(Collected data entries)
****
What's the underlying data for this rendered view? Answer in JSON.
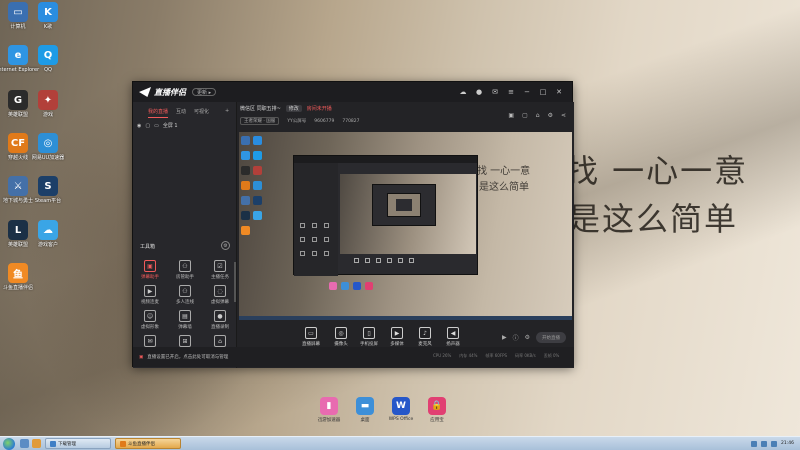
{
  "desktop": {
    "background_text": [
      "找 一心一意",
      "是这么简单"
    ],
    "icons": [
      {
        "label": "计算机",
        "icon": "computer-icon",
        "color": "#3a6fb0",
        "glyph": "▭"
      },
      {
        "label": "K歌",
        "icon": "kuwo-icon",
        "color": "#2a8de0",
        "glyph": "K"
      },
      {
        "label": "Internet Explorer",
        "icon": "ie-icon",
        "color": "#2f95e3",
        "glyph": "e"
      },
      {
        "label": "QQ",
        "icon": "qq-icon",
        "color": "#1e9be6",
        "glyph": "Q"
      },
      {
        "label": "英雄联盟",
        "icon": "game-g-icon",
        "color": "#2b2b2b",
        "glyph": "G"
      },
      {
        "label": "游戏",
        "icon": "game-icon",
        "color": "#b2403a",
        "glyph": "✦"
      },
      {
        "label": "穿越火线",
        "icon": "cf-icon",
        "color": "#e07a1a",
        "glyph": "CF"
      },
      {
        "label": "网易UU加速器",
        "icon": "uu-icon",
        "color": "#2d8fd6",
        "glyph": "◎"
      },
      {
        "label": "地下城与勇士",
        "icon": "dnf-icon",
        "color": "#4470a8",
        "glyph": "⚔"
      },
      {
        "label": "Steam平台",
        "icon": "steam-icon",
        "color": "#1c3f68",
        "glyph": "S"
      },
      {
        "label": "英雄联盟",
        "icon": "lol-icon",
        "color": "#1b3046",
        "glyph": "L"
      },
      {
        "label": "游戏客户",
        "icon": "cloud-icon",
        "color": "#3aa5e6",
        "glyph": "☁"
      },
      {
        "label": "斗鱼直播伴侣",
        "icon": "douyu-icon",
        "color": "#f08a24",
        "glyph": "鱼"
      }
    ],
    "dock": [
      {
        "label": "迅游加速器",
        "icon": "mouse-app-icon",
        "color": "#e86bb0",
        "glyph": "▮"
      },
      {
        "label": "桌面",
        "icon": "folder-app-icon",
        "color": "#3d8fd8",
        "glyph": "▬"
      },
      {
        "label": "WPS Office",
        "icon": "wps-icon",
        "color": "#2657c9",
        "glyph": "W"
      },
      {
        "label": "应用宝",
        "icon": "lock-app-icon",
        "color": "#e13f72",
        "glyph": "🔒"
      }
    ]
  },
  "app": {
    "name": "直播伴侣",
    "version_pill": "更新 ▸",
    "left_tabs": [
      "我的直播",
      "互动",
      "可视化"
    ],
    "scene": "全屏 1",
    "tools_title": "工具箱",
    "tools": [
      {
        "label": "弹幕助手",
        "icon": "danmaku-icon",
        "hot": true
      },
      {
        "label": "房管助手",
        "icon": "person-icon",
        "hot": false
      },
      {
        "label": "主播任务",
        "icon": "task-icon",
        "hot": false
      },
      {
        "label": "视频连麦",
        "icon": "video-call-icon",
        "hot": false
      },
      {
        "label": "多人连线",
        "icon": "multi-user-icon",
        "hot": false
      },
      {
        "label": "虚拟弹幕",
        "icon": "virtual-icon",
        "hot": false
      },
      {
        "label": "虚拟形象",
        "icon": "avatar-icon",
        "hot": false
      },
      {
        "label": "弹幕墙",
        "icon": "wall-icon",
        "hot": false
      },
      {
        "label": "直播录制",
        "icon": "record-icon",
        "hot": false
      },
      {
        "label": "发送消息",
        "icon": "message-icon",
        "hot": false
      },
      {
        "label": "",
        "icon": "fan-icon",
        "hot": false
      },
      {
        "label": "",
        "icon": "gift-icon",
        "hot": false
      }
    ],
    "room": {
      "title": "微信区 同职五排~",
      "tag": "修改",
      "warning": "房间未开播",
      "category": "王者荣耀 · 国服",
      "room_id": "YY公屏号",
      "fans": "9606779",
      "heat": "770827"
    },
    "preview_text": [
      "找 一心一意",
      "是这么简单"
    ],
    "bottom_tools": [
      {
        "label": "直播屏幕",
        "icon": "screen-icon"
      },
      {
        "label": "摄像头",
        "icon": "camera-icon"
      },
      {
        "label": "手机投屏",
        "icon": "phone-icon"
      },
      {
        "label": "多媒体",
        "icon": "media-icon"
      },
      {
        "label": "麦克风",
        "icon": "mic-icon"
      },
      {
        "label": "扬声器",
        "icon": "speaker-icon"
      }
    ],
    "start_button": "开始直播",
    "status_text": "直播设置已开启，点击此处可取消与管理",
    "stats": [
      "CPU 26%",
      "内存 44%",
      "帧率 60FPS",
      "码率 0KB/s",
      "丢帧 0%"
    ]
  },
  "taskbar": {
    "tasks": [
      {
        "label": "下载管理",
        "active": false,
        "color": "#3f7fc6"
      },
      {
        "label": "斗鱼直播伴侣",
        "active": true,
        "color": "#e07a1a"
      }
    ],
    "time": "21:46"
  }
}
****
■ **Task directions**:
Copy out each line exactly, without the pictures.

■ **Final result**:
What's the underlying data for this rendered view? Answer in JSON.
{
  "desktop": {
    "background_text": [
      "找 一心一意",
      "是这么简单"
    ],
    "icons": [
      {
        "label": "计算机",
        "icon": "computer-icon",
        "color": "#3a6fb0",
        "glyph": "▭"
      },
      {
        "label": "K歌",
        "icon": "kuwo-icon",
        "color": "#2a8de0",
        "glyph": "K"
      },
      {
        "label": "Internet Explorer",
        "icon": "ie-icon",
        "color": "#2f95e3",
        "glyph": "e"
      },
      {
        "label": "QQ",
        "icon": "qq-icon",
        "color": "#1e9be6",
        "glyph": "Q"
      },
      {
        "label": "英雄联盟",
        "icon": "game-g-icon",
        "color": "#2b2b2b",
        "glyph": "G"
      },
      {
        "label": "游戏",
        "icon": "game-icon",
        "color": "#b2403a",
        "glyph": "✦"
      },
      {
        "label": "穿越火线",
        "icon": "cf-icon",
        "color": "#e07a1a",
        "glyph": "CF"
      },
      {
        "label": "网易UU加速器",
        "icon": "uu-icon",
        "color": "#2d8fd6",
        "glyph": "◎"
      },
      {
        "label": "地下城与勇士",
        "icon": "dnf-icon",
        "color": "#4470a8",
        "glyph": "⚔"
      },
      {
        "label": "Steam平台",
        "icon": "steam-icon",
        "color": "#1c3f68",
        "glyph": "S"
      },
      {
        "label": "英雄联盟",
        "icon": "lol-icon",
        "color": "#1b3046",
        "glyph": "L"
      },
      {
        "label": "游戏客户",
        "icon": "cloud-icon",
        "color": "#3aa5e6",
        "glyph": "☁"
      },
      {
        "label": "斗鱼直播伴侣",
        "icon": "douyu-icon",
        "color": "#f08a24",
        "glyph": "鱼"
      }
    ],
    "dock": [
      {
        "label": "迅游加速器",
        "icon": "mouse-app-icon",
        "color": "#e86bb0",
        "glyph": "▮"
      },
      {
        "label": "桌面",
        "icon": "folder-app-icon",
        "color": "#3d8fd8",
        "glyph": "▬"
      },
      {
        "label": "WPS Office",
        "icon": "wps-icon",
        "color": "#2657c9",
        "glyph": "W"
      },
      {
        "label": "应用宝",
        "icon": "lock-app-icon",
        "color": "#e13f72",
        "glyph": "🔒"
      }
    ]
  },
  "app": {
    "name": "直播伴侣",
    "version_pill": "更新 ▸",
    "left_tabs": [
      "我的直播",
      "互动",
      "可视化"
    ],
    "scene": "全屏 1",
    "tools_title": "工具箱",
    "tools": [
      {
        "label": "弹幕助手",
        "icon": "danmaku-icon",
        "hot": true
      },
      {
        "label": "房管助手",
        "icon": "person-icon",
        "hot": false
      },
      {
        "label": "主播任务",
        "icon": "task-icon",
        "hot": false
      },
      {
        "label": "视频连麦",
        "icon": "video-call-icon",
        "hot": false
      },
      {
        "label": "多人连线",
        "icon": "multi-user-icon",
        "hot": false
      },
      {
        "label": "虚拟弹幕",
        "icon": "virtual-icon",
        "hot": false
      },
      {
        "label": "虚拟形象",
        "icon": "avatar-icon",
        "hot": false
      },
      {
        "label": "弹幕墙",
        "icon": "wall-icon",
        "hot": false
      },
      {
        "label": "直播录制",
        "icon": "record-icon",
        "hot": false
      },
      {
        "label": "发送消息",
        "icon": "message-icon",
        "hot": false
      },
      {
        "label": "",
        "icon": "fan-icon",
        "hot": false
      },
      {
        "label": "",
        "icon": "gift-icon",
        "hot": false
      }
    ],
    "room": {
      "title": "微信区 同职五排~",
      "tag": "修改",
      "warning": "房间未开播",
      "category": "王者荣耀 · 国服",
      "room_id": "YY公屏号",
      "fans": "9606779",
      "heat": "770827"
    },
    "preview_text": [
      "找 一心一意",
      "是这么简单"
    ],
    "bottom_tools": [
      {
        "label": "直播屏幕",
        "icon": "screen-icon"
      },
      {
        "label": "摄像头",
        "icon": "camera-icon"
      },
      {
        "label": "手机投屏",
        "icon": "phone-icon"
      },
      {
        "label": "多媒体",
        "icon": "media-icon"
      },
      {
        "label": "麦克风",
        "icon": "mic-icon"
      },
      {
        "label": "扬声器",
        "icon": "speaker-icon"
      }
    ],
    "start_button": "开始直播",
    "status_text": "直播设置已开启，点击此处可取消与管理",
    "stats": [
      "CPU 26%",
      "内存 44%",
      "帧率 60FPS",
      "码率 0KB/s",
      "丢帧 0%"
    ]
  },
  "taskbar": {
    "tasks": [
      {
        "label": "下载管理",
        "active": false,
        "color": "#3f7fc6"
      },
      {
        "label": "斗鱼直播伴侣",
        "active": true,
        "color": "#e07a1a"
      }
    ],
    "time": "21:46"
  }
}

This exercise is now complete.